#### DATA FOR THIS EXERCISE
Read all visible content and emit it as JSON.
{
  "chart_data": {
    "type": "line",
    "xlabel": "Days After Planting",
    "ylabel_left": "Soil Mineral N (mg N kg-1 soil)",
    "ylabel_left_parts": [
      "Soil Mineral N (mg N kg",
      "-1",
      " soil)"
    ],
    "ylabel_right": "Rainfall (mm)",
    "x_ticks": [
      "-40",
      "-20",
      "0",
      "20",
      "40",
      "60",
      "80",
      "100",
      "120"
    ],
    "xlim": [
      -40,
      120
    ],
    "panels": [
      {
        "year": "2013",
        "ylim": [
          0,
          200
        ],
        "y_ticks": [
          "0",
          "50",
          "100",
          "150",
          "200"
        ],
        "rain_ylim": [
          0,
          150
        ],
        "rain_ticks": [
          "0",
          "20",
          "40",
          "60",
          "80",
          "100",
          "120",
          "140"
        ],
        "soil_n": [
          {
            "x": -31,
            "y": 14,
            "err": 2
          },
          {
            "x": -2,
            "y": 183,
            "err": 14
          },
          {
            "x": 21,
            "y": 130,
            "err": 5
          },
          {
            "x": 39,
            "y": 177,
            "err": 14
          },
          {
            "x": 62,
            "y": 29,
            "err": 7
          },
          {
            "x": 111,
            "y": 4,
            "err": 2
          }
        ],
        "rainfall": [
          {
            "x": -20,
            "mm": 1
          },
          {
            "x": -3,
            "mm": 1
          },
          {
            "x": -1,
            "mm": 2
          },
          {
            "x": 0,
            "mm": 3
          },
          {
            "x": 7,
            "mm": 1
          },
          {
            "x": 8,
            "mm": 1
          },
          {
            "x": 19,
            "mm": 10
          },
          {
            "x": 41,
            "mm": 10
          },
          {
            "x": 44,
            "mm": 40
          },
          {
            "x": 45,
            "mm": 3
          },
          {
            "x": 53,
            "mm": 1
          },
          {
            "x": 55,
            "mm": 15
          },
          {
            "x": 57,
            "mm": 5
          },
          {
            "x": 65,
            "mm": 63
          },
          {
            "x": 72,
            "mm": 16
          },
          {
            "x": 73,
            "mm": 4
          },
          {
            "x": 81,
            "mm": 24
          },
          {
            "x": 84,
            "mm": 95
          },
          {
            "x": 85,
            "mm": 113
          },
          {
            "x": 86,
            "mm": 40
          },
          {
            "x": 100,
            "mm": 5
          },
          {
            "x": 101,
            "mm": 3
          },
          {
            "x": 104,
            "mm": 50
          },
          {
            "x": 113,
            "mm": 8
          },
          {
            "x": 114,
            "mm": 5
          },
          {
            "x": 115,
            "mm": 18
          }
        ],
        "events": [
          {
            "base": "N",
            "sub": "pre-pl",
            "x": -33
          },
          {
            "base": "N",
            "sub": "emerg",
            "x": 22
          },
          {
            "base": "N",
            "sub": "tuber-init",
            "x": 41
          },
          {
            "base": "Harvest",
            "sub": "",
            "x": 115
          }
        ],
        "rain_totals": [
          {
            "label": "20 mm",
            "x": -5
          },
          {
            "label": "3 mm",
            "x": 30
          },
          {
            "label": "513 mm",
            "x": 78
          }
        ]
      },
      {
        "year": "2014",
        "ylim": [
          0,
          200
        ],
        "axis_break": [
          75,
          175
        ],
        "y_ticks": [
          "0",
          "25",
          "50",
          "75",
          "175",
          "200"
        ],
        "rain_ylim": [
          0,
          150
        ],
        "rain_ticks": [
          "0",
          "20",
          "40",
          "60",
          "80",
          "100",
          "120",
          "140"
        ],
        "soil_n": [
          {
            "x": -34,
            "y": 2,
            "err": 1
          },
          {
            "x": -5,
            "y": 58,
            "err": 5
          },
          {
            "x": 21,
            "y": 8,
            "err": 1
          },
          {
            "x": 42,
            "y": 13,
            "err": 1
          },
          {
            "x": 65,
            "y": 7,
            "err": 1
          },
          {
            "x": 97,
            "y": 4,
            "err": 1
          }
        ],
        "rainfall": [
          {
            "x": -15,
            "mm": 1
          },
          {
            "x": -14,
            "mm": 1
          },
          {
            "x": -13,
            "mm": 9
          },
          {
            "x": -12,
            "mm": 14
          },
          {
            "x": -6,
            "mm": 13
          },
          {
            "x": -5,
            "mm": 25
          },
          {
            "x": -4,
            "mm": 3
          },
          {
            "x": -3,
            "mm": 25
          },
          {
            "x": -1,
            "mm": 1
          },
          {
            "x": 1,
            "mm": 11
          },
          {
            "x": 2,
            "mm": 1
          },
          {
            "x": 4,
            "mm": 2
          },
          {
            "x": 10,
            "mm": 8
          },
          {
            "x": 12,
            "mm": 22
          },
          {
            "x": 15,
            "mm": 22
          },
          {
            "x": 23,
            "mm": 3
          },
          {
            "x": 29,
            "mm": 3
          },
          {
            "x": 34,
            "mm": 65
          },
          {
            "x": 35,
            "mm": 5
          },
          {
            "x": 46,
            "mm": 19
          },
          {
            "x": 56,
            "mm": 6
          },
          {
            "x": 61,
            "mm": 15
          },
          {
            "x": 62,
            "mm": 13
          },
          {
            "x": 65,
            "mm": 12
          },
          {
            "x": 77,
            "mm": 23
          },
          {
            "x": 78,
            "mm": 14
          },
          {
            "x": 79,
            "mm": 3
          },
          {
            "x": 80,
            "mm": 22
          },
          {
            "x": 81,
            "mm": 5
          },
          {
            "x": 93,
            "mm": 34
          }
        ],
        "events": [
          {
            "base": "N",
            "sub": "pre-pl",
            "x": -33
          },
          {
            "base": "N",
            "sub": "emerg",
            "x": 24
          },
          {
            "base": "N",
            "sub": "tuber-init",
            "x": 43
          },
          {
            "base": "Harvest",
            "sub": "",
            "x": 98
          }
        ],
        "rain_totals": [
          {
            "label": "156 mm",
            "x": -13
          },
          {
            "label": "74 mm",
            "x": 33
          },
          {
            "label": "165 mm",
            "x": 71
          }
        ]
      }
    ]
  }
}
########
• [GIVEN EXERCISE] Your task is to return the full listing exactly as it was given.

• [ANSWER TO THE EXERCISE]
Read all visible content and emit it as JSON.
{
  "chart_data": {
    "type": "line",
    "xlabel": "Days After Planting",
    "ylabel_left": "Soil Mineral N (mg N kg-1 soil)",
    "ylabel_left_parts": [
      "Soil Mineral N (mg N kg",
      "-1",
      " soil)"
    ],
    "ylabel_right": "Rainfall (mm)",
    "x_ticks": [
      "-40",
      "-20",
      "0",
      "20",
      "40",
      "60",
      "80",
      "100",
      "120"
    ],
    "xlim": [
      -40,
      120
    ],
    "panels": [
      {
        "year": "2013",
        "ylim": [
          0,
          200
        ],
        "y_ticks": [
          "0",
          "50",
          "100",
          "150",
          "200"
        ],
        "rain_ylim": [
          0,
          150
        ],
        "rain_ticks": [
          "0",
          "20",
          "40",
          "60",
          "80",
          "100",
          "120",
          "140"
        ],
        "soil_n": [
          {
            "x": -31,
            "y": 14,
            "err": 2
          },
          {
            "x": -2,
            "y": 183,
            "err": 14
          },
          {
            "x": 21,
            "y": 130,
            "err": 5
          },
          {
            "x": 39,
            "y": 177,
            "err": 14
          },
          {
            "x": 62,
            "y": 29,
            "err": 7
          },
          {
            "x": 111,
            "y": 4,
            "err": 2
          }
        ],
        "rainfall": [
          {
            "x": -20,
            "mm": 1
          },
          {
            "x": -3,
            "mm": 1
          },
          {
            "x": -1,
            "mm": 2
          },
          {
            "x": 0,
            "mm": 3
          },
          {
            "x": 7,
            "mm": 1
          },
          {
            "x": 8,
            "mm": 1
          },
          {
            "x": 19,
            "mm": 10
          },
          {
            "x": 41,
            "mm": 10
          },
          {
            "x": 44,
            "mm": 40
          },
          {
            "x": 45,
            "mm": 3
          },
          {
            "x": 53,
            "mm": 1
          },
          {
            "x": 55,
            "mm": 15
          },
          {
            "x": 57,
            "mm": 5
          },
          {
            "x": 65,
            "mm": 63
          },
          {
            "x": 72,
            "mm": 16
          },
          {
            "x": 73,
            "mm": 4
          },
          {
            "x": 81,
            "mm": 24
          },
          {
            "x": 84,
            "mm": 95
          },
          {
            "x": 85,
            "mm": 113
          },
          {
            "x": 86,
            "mm": 40
          },
          {
            "x": 100,
            "mm": 5
          },
          {
            "x": 101,
            "mm": 3
          },
          {
            "x": 104,
            "mm": 50
          },
          {
            "x": 113,
            "mm": 8
          },
          {
            "x": 114,
            "mm": 5
          },
          {
            "x": 115,
            "mm": 18
          }
        ],
        "events": [
          {
            "base": "N",
            "sub": "pre-pl",
            "x": -33
          },
          {
            "base": "N",
            "sub": "emerg",
            "x": 22
          },
          {
            "base": "N",
            "sub": "tuber-init",
            "x": 41
          },
          {
            "base": "Harvest",
            "sub": "",
            "x": 115
          }
        ],
        "rain_totals": [
          {
            "label": "20 mm",
            "x": -5
          },
          {
            "label": "3 mm",
            "x": 30
          },
          {
            "label": "513 mm",
            "x": 78
          }
        ]
      },
      {
        "year": "2014",
        "ylim": [
          0,
          200
        ],
        "axis_break": [
          75,
          175
        ],
        "y_ticks": [
          "0",
          "25",
          "50",
          "75",
          "175",
          "200"
        ],
        "rain_ylim": [
          0,
          150
        ],
        "rain_ticks": [
          "0",
          "20",
          "40",
          "60",
          "80",
          "100",
          "120",
          "140"
        ],
        "soil_n": [
          {
            "x": -34,
            "y": 2,
            "err": 1
          },
          {
            "x": -5,
            "y": 58,
            "err": 5
          },
          {
            "x": 21,
            "y": 8,
            "err": 1
          },
          {
            "x": 42,
            "y": 13,
            "err": 1
          },
          {
            "x": 65,
            "y": 7,
            "err": 1
          },
          {
            "x": 97,
            "y": 4,
            "err": 1
          }
        ],
        "rainfall": [
          {
            "x": -15,
            "mm": 1
          },
          {
            "x": -14,
            "mm": 1
          },
          {
            "x": -13,
            "mm": 9
          },
          {
            "x": -12,
            "mm": 14
          },
          {
            "x": -6,
            "mm": 13
          },
          {
            "x": -5,
            "mm": 25
          },
          {
            "x": -4,
            "mm": 3
          },
          {
            "x": -3,
            "mm": 25
          },
          {
            "x": -1,
            "mm": 1
          },
          {
            "x": 1,
            "mm": 11
          },
          {
            "x": 2,
            "mm": 1
          },
          {
            "x": 4,
            "mm": 2
          },
          {
            "x": 10,
            "mm": 8
          },
          {
            "x": 12,
            "mm": 22
          },
          {
            "x": 15,
            "mm": 22
          },
          {
            "x": 23,
            "mm": 3
          },
          {
            "x": 29,
            "mm": 3
          },
          {
            "x": 34,
            "mm": 65
          },
          {
            "x": 35,
            "mm": 5
          },
          {
            "x": 46,
            "mm": 19
          },
          {
            "x": 56,
            "mm": 6
          },
          {
            "x": 61,
            "mm": 15
          },
          {
            "x": 62,
            "mm": 13
          },
          {
            "x": 65,
            "mm": 12
          },
          {
            "x": 77,
            "mm": 23
          },
          {
            "x": 78,
            "mm": 14
          },
          {
            "x": 79,
            "mm": 3
          },
          {
            "x": 80,
            "mm": 22
          },
          {
            "x": 81,
            "mm": 5
          },
          {
            "x": 93,
            "mm": 34
          }
        ],
        "events": [
          {
            "base": "N",
            "sub": "pre-pl",
            "x": -33
          },
          {
            "base": "N",
            "sub": "emerg",
            "x": 24
          },
          {
            "base": "N",
            "sub": "tuber-init",
            "x": 43
          },
          {
            "base": "Harvest",
            "sub": "",
            "x": 98
          }
        ],
        "rain_totals": [
          {
            "label": "156 mm",
            "x": -13
          },
          {
            "label": "74 mm",
            "x": 33
          },
          {
            "label": "165 mm",
            "x": 71
          }
        ]
      }
    ]
  }
}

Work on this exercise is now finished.